Dataset entries on figures
==========
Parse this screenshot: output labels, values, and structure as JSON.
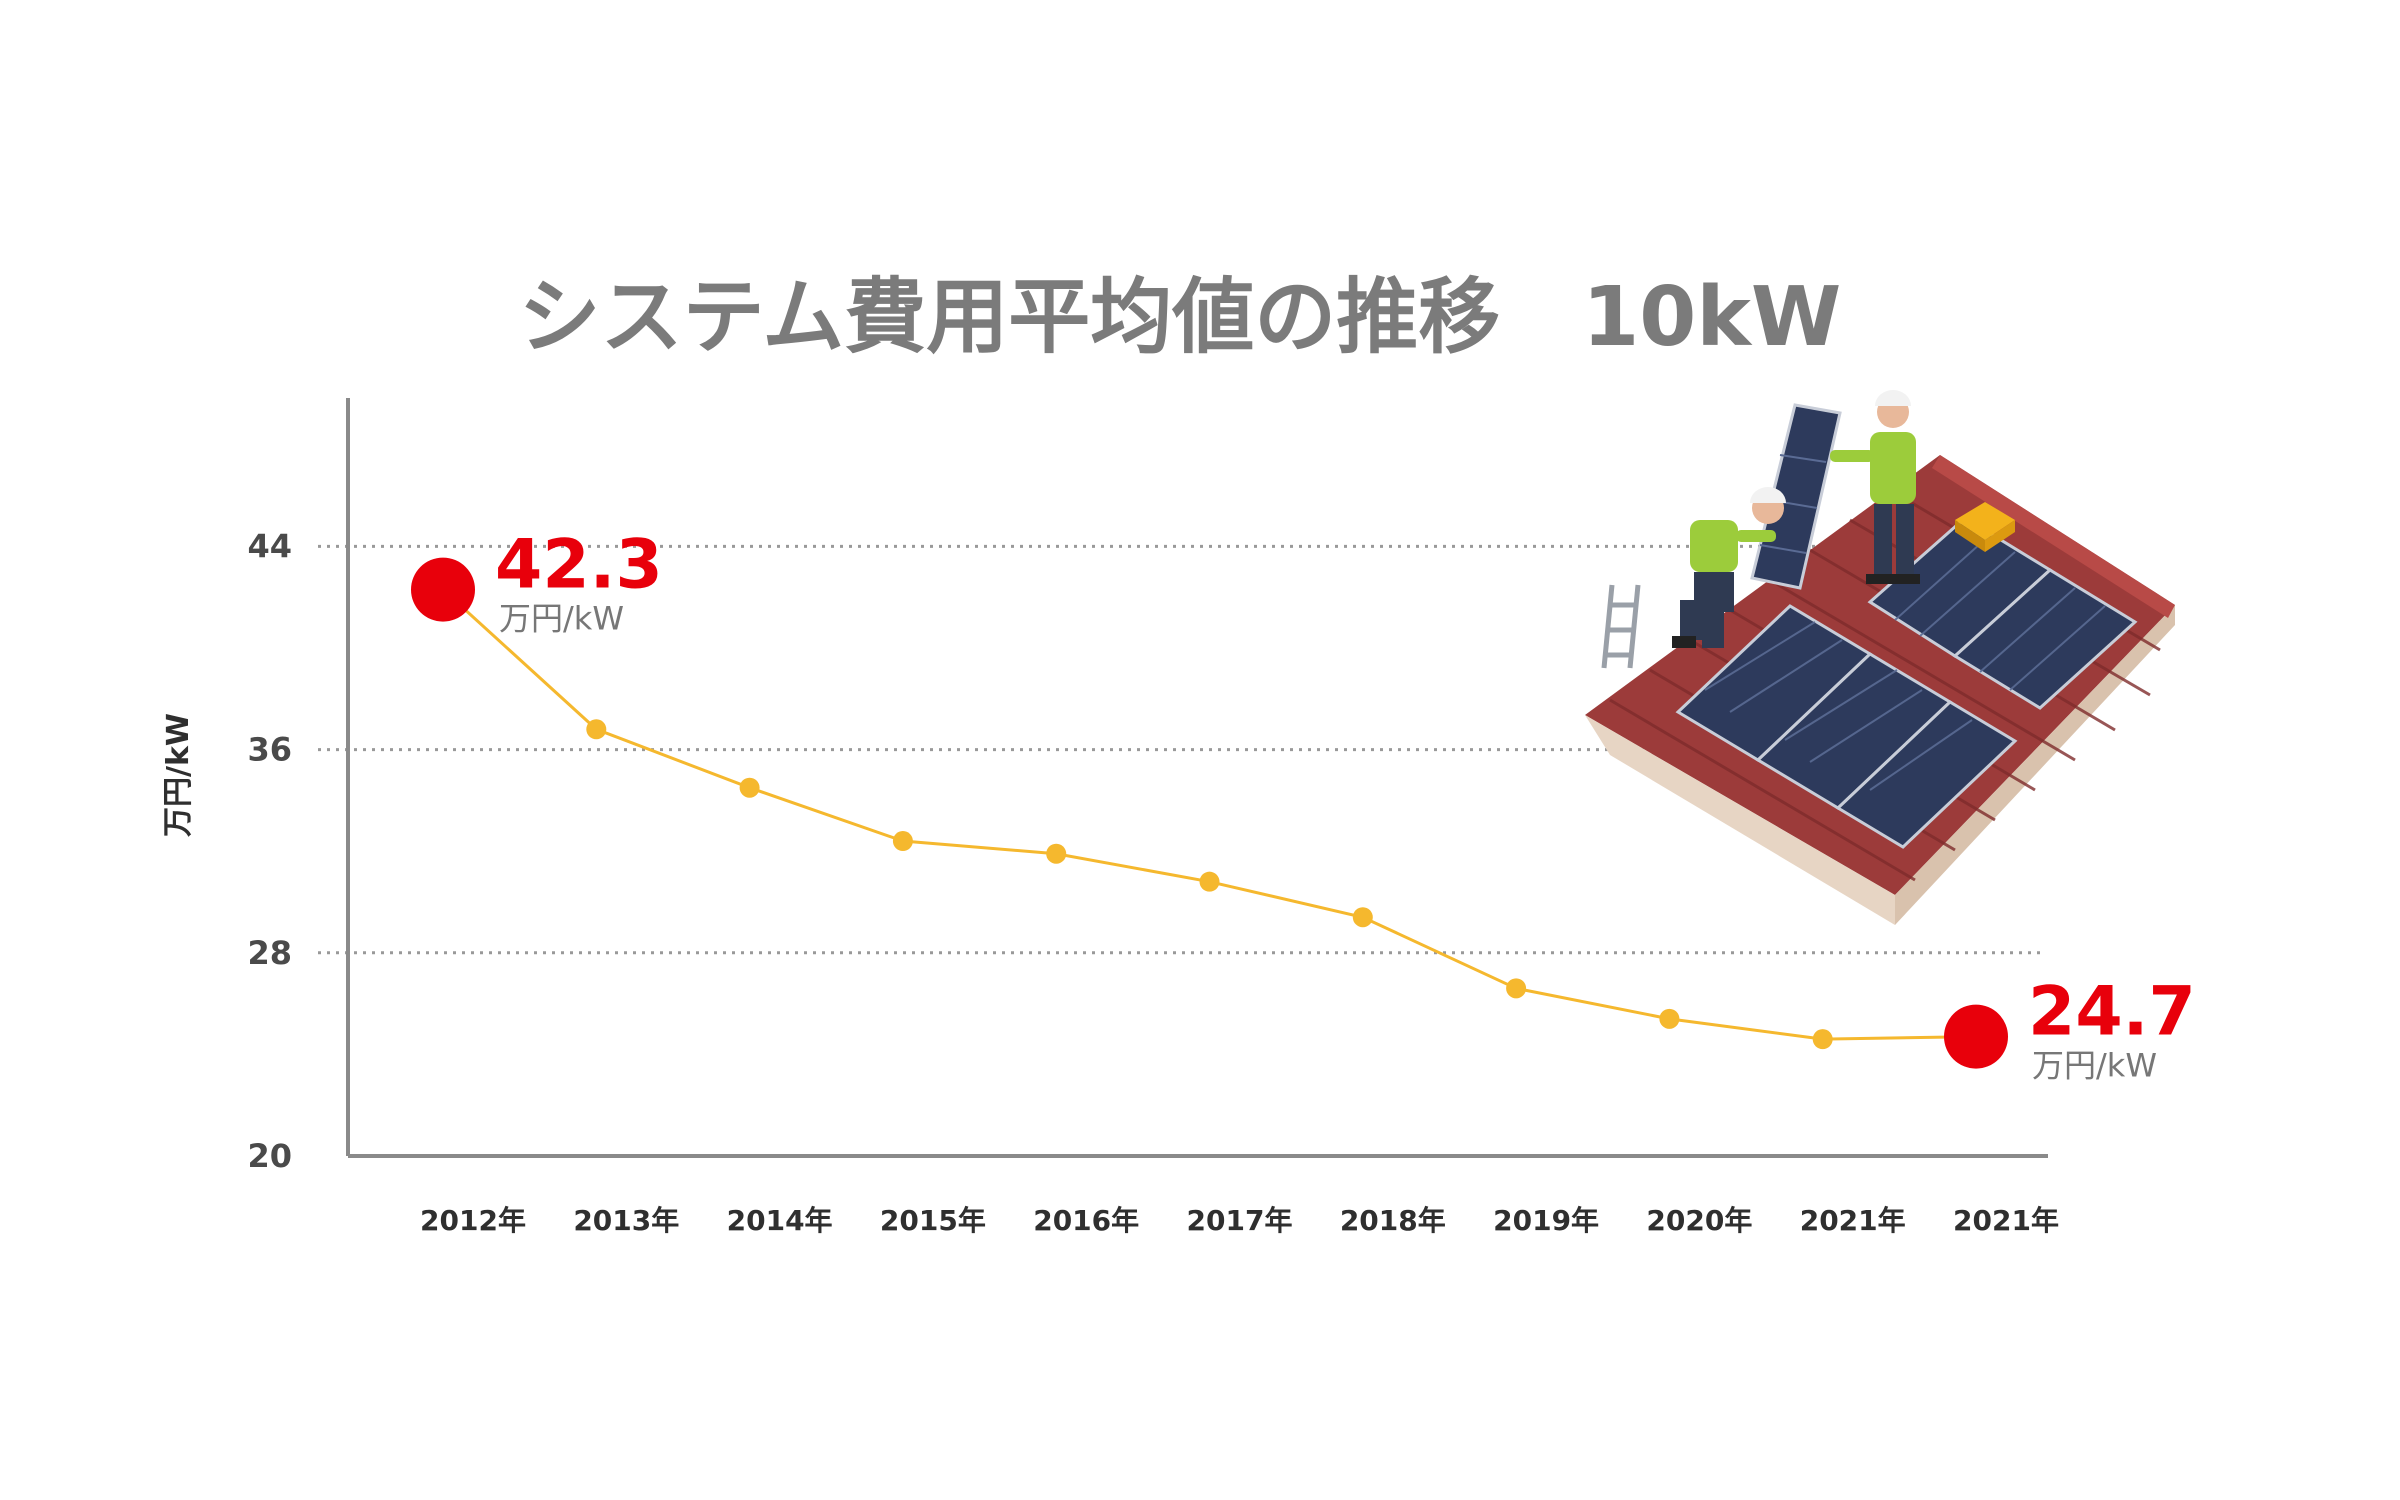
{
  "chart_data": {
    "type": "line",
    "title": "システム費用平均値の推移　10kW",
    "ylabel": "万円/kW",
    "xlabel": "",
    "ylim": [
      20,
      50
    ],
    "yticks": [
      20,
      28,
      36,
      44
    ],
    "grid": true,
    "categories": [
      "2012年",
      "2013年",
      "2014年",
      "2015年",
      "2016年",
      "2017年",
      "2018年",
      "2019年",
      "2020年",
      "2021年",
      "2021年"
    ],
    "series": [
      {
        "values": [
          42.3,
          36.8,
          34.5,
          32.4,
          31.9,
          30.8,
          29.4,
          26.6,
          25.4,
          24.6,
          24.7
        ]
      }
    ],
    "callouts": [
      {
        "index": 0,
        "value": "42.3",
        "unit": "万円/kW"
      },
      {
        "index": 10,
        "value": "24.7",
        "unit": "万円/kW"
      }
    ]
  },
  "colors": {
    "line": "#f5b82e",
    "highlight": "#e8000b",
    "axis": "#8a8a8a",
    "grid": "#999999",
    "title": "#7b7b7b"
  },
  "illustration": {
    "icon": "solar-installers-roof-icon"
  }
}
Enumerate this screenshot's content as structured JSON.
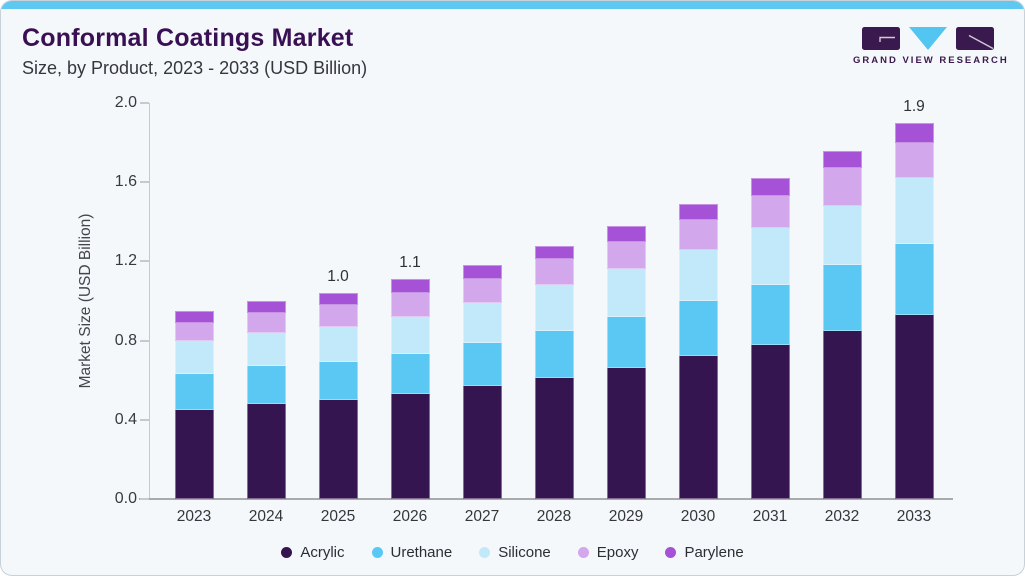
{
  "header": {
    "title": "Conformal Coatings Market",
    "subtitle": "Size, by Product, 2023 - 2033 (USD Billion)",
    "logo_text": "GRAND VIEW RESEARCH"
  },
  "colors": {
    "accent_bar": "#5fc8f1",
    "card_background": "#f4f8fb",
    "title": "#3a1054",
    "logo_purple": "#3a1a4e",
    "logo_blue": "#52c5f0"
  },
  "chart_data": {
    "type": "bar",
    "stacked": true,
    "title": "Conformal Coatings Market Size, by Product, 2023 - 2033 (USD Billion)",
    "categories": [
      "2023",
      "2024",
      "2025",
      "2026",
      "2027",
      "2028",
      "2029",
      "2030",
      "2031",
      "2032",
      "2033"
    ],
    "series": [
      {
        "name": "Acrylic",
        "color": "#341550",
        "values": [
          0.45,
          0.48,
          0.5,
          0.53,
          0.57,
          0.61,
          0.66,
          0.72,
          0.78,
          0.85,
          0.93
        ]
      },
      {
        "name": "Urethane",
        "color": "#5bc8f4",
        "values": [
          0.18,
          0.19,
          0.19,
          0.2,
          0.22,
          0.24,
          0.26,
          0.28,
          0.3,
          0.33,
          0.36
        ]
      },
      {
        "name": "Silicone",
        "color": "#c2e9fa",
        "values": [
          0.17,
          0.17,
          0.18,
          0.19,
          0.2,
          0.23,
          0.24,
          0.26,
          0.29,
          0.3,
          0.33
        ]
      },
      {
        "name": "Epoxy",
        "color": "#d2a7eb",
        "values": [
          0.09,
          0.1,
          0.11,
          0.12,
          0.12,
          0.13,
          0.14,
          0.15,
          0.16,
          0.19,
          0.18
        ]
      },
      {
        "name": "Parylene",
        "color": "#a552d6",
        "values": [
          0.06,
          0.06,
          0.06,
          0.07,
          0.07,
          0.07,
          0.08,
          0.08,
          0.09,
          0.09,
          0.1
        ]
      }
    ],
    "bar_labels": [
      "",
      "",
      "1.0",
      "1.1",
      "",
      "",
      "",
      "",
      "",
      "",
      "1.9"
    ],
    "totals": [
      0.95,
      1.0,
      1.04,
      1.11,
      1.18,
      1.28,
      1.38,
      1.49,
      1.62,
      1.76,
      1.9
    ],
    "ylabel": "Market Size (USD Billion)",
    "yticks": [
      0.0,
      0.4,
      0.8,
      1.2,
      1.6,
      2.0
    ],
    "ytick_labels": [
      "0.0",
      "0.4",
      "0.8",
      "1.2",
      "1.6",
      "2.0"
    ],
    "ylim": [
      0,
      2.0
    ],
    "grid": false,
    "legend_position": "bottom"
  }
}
==========
#### Description of the task
Repeat each record exactly as shown above, dropping all images.

#### Exercise response
Parse this screenshot: output labels, values, and structure as JSON.
{
  "chart_data": {
    "type": "line",
    "title": "システム費用平均値の推移　10kW",
    "ylabel": "万円/kW",
    "xlabel": "",
    "ylim": [
      20,
      50
    ],
    "yticks": [
      20,
      28,
      36,
      44
    ],
    "grid": true,
    "categories": [
      "2012年",
      "2013年",
      "2014年",
      "2015年",
      "2016年",
      "2017年",
      "2018年",
      "2019年",
      "2020年",
      "2021年",
      "2021年"
    ],
    "series": [
      {
        "values": [
          42.3,
          36.8,
          34.5,
          32.4,
          31.9,
          30.8,
          29.4,
          26.6,
          25.4,
          24.6,
          24.7
        ]
      }
    ],
    "callouts": [
      {
        "index": 0,
        "value": "42.3",
        "unit": "万円/kW"
      },
      {
        "index": 10,
        "value": "24.7",
        "unit": "万円/kW"
      }
    ]
  },
  "colors": {
    "line": "#f5b82e",
    "highlight": "#e8000b",
    "axis": "#8a8a8a",
    "grid": "#999999",
    "title": "#7b7b7b"
  },
  "illustration": {
    "icon": "solar-installers-roof-icon"
  }
}
Enumerate this screenshot's content as structured JSON.
{
  "header": {
    "title": "Conformal Coatings Market",
    "subtitle": "Size, by Product, 2023 - 2033 (USD Billion)",
    "logo_text": "GRAND VIEW RESEARCH"
  },
  "colors": {
    "accent_bar": "#5fc8f1",
    "card_background": "#f4f8fb",
    "title": "#3a1054",
    "logo_purple": "#3a1a4e",
    "logo_blue": "#52c5f0"
  },
  "chart_data": {
    "type": "bar",
    "stacked": true,
    "title": "Conformal Coatings Market Size, by Product, 2023 - 2033 (USD Billion)",
    "categories": [
      "2023",
      "2024",
      "2025",
      "2026",
      "2027",
      "2028",
      "2029",
      "2030",
      "2031",
      "2032",
      "2033"
    ],
    "series": [
      {
        "name": "Acrylic",
        "color": "#341550",
        "values": [
          0.45,
          0.48,
          0.5,
          0.53,
          0.57,
          0.61,
          0.66,
          0.72,
          0.78,
          0.85,
          0.93
        ]
      },
      {
        "name": "Urethane",
        "color": "#5bc8f4",
        "values": [
          0.18,
          0.19,
          0.19,
          0.2,
          0.22,
          0.24,
          0.26,
          0.28,
          0.3,
          0.33,
          0.36
        ]
      },
      {
        "name": "Silicone",
        "color": "#c2e9fa",
        "values": [
          0.17,
          0.17,
          0.18,
          0.19,
          0.2,
          0.23,
          0.24,
          0.26,
          0.29,
          0.3,
          0.33
        ]
      },
      {
        "name": "Epoxy",
        "color": "#d2a7eb",
        "values": [
          0.09,
          0.1,
          0.11,
          0.12,
          0.12,
          0.13,
          0.14,
          0.15,
          0.16,
          0.19,
          0.18
        ]
      },
      {
        "name": "Parylene",
        "color": "#a552d6",
        "values": [
          0.06,
          0.06,
          0.06,
          0.07,
          0.07,
          0.07,
          0.08,
          0.08,
          0.09,
          0.09,
          0.1
        ]
      }
    ],
    "bar_labels": [
      "",
      "",
      "1.0",
      "1.1",
      "",
      "",
      "",
      "",
      "",
      "",
      "1.9"
    ],
    "totals": [
      0.95,
      1.0,
      1.04,
      1.11,
      1.18,
      1.28,
      1.38,
      1.49,
      1.62,
      1.76,
      1.9
    ],
    "ylabel": "Market Size (USD Billion)",
    "yticks": [
      0.0,
      0.4,
      0.8,
      1.2,
      1.6,
      2.0
    ],
    "ytick_labels": [
      "0.0",
      "0.4",
      "0.8",
      "1.2",
      "1.6",
      "2.0"
    ],
    "ylim": [
      0,
      2.0
    ],
    "grid": false,
    "legend_position": "bottom"
  }
}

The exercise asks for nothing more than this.